Extracted records:
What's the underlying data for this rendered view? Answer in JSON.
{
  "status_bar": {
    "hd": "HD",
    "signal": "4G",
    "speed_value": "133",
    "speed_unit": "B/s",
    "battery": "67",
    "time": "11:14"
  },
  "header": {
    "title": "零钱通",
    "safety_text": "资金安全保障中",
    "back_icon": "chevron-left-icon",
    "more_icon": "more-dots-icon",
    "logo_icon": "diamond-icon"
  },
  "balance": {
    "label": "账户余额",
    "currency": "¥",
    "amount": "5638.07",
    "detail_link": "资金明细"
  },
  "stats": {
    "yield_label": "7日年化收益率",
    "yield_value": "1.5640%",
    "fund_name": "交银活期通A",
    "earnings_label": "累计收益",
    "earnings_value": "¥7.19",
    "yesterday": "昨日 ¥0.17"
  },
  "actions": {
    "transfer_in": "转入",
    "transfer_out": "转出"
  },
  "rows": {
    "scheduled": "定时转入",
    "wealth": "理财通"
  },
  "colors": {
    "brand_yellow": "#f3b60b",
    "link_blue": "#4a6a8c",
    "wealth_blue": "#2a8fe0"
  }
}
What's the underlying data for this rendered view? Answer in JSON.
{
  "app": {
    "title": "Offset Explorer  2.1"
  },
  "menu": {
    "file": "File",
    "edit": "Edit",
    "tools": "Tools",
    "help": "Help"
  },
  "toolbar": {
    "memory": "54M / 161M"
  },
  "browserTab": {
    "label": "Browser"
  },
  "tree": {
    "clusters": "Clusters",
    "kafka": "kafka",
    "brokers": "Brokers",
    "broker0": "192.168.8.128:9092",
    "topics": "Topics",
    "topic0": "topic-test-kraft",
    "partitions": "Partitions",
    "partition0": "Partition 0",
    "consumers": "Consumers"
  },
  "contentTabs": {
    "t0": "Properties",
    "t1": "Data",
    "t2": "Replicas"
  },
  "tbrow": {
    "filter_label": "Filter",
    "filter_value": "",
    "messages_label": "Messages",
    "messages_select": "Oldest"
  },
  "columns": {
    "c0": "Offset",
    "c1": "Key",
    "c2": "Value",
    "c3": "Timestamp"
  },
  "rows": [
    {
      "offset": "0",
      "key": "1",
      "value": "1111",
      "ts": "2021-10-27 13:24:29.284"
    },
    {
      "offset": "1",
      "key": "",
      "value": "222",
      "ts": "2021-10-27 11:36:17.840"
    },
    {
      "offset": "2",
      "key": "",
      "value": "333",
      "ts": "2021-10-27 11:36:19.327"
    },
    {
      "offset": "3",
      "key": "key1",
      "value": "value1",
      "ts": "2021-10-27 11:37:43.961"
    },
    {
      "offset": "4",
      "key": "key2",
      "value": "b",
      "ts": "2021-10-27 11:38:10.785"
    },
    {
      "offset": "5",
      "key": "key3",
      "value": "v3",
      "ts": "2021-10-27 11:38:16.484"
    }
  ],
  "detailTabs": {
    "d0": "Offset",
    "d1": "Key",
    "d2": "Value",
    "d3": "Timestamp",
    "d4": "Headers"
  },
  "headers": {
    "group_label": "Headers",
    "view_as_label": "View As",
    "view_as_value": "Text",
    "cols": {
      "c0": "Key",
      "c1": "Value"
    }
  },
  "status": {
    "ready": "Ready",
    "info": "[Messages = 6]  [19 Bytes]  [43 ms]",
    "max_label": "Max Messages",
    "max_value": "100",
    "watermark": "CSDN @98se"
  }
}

*Stated problem*: Nothing in the data may differ; print all of it exactly as written.

*Response below*:
What's the underlying data for this rendered view? Answer in JSON.
{
  "status_bar": {
    "hd": "HD",
    "signal": "4G",
    "speed_value": "133",
    "speed_unit": "B/s",
    "battery": "67",
    "time": "11:14"
  },
  "header": {
    "title": "零钱通",
    "safety_text": "资金安全保障中",
    "back_icon": "chevron-left-icon",
    "more_icon": "more-dots-icon",
    "logo_icon": "diamond-icon"
  },
  "balance": {
    "label": "账户余额",
    "currency": "¥",
    "amount": "5638.07",
    "detail_link": "资金明细"
  },
  "stats": {
    "yield_label": "7日年化收益率",
    "yield_value": "1.5640%",
    "fund_name": "交银活期通A",
    "earnings_label": "累计收益",
    "earnings_value": "¥7.19",
    "yesterday": "昨日 ¥0.17"
  },
  "actions": {
    "transfer_in": "转入",
    "transfer_out": "转出"
  },
  "rows": {
    "scheduled": "定时转入",
    "wealth": "理财通"
  },
  "colors": {
    "brand_yellow": "#f3b60b",
    "link_blue": "#4a6a8c",
    "wealth_blue": "#2a8fe0"
  }
}
What's the underlying data for this rendered view? Answer in JSON.
{
  "app": {
    "title": "Offset Explorer  2.1"
  },
  "menu": {
    "file": "File",
    "edit": "Edit",
    "tools": "Tools",
    "help": "Help"
  },
  "toolbar": {
    "memory": "54M / 161M"
  },
  "browserTab": {
    "label": "Browser"
  },
  "tree": {
    "clusters": "Clusters",
    "kafka": "kafka",
    "brokers": "Brokers",
    "broker0": "192.168.8.128:9092",
    "topics": "Topics",
    "topic0": "topic-test-kraft",
    "partitions": "Partitions",
    "partition0": "Partition 0",
    "consumers": "Consumers"
  },
  "contentTabs": {
    "t0": "Properties",
    "t1": "Data",
    "t2": "Replicas"
  },
  "tbrow": {
    "filter_label": "Filter",
    "filter_value": "",
    "messages_label": "Messages",
    "messages_select": "Oldest"
  },
  "columns": {
    "c0": "Offset",
    "c1": "Key",
    "c2": "Value",
    "c3": "Timestamp"
  },
  "rows": [
    {
      "offset": "0",
      "key": "1",
      "value": "1111",
      "ts": "2021-10-27 13:24:29.284"
    },
    {
      "offset": "1",
      "key": "",
      "value": "222",
      "ts": "2021-10-27 11:36:17.840"
    },
    {
      "offset": "2",
      "key": "",
      "value": "333",
      "ts": "2021-10-27 11:36:19.327"
    },
    {
      "offset": "3",
      "key": "key1",
      "value": "value1",
      "ts": "2021-10-27 11:37:43.961"
    },
    {
      "offset": "4",
      "key": "key2",
      "value": "b",
      "ts": "2021-10-27 11:38:10.785"
    },
    {
      "offset": "5",
      "key": "key3",
      "value": "v3",
      "ts": "2021-10-27 11:38:16.484"
    }
  ],
  "detailTabs": {
    "d0": "Offset",
    "d1": "Key",
    "d2": "Value",
    "d3": "Timestamp",
    "d4": "Headers"
  },
  "headers": {
    "group_label": "Headers",
    "view_as_label": "View As",
    "view_as_value": "Text",
    "cols": {
      "c0": "Key",
      "c1": "Value"
    }
  },
  "status": {
    "ready": "Ready",
    "info": "[Messages = 6]  [19 Bytes]  [43 ms]",
    "max_label": "Max Messages",
    "max_value": "100",
    "watermark": "CSDN @98se"
  }
}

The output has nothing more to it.